#### AIM OF THE EXERCISE:
Search the material below for the word "text" and copy every line in which it occurs.

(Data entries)
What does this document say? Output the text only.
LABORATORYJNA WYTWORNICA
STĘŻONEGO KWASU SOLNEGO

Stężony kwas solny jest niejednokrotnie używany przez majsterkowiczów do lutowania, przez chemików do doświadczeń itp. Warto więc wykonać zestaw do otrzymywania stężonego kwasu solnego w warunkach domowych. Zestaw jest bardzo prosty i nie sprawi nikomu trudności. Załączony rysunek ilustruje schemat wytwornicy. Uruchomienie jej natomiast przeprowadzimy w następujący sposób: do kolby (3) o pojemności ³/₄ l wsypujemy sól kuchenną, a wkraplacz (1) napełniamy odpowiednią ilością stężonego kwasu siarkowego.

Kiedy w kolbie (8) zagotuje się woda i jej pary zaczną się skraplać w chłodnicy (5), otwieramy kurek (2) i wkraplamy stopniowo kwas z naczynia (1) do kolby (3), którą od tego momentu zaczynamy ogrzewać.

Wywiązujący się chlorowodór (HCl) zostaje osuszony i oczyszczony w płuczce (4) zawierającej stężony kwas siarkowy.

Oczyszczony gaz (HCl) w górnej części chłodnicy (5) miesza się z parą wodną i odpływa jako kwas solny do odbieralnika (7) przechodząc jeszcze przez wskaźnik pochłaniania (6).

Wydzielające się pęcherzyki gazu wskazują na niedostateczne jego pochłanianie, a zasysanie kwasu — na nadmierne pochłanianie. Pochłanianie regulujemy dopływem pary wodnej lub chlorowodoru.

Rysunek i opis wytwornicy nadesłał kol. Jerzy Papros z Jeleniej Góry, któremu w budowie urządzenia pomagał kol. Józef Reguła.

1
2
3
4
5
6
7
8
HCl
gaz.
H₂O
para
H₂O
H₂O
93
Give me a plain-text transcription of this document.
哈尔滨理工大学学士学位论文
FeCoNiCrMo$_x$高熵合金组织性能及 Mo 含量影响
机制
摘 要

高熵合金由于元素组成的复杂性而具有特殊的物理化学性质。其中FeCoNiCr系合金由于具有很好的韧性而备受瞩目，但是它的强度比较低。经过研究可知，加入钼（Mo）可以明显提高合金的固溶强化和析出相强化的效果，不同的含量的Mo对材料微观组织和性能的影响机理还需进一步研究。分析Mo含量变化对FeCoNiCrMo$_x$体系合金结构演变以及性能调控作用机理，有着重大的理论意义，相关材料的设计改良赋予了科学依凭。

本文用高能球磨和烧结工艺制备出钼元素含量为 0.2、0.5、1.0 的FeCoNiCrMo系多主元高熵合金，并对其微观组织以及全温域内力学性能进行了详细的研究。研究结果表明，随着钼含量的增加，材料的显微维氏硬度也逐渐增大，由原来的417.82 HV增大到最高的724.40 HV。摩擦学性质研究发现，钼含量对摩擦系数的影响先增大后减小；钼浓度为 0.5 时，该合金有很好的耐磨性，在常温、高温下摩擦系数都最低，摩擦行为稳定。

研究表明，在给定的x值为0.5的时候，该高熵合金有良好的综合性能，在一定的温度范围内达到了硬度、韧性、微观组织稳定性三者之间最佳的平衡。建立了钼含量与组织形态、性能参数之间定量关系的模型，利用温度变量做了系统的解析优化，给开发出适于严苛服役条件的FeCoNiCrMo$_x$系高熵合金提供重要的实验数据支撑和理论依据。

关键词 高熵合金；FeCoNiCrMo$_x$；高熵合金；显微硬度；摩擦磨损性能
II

#### RESPONSE TO THE EXERCISE:
What does this document say? Output the text only.
Give me a plain-text transcription of this document.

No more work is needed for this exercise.